To be done
Every line of the data that contains the string "pointer" must be copied.

Given information
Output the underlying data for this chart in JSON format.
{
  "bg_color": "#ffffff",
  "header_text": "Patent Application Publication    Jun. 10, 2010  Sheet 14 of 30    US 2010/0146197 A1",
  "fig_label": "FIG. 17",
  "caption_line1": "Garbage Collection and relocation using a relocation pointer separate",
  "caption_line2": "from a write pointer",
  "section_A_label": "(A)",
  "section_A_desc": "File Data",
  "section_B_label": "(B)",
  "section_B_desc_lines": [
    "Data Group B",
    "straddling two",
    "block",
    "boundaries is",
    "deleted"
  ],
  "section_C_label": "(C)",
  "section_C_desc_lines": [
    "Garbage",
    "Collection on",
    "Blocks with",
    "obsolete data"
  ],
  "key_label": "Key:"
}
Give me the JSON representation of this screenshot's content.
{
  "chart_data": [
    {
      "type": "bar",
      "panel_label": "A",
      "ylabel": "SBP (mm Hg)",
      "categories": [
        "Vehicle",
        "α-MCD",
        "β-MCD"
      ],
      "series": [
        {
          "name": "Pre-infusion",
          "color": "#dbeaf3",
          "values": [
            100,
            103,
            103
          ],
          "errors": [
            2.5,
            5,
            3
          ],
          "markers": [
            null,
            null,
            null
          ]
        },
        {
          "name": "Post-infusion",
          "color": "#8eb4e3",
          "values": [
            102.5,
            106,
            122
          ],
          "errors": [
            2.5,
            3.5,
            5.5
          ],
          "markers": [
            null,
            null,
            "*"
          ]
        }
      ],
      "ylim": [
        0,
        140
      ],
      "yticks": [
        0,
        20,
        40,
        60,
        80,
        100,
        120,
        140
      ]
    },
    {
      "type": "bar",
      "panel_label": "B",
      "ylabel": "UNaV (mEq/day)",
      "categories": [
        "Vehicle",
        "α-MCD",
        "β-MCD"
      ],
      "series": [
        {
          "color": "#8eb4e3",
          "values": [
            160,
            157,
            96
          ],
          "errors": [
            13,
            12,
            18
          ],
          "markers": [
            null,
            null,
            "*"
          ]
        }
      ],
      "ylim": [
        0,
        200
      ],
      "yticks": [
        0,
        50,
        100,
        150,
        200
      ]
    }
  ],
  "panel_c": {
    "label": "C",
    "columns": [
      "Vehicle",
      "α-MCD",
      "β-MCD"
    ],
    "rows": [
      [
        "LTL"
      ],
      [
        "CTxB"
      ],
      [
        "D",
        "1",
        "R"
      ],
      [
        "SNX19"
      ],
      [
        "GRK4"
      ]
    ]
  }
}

Solved exercise
  "caption_line1": "Garbage Collection and relocation using a relocation pointer separate",
  "caption_line2": "from a write pointer",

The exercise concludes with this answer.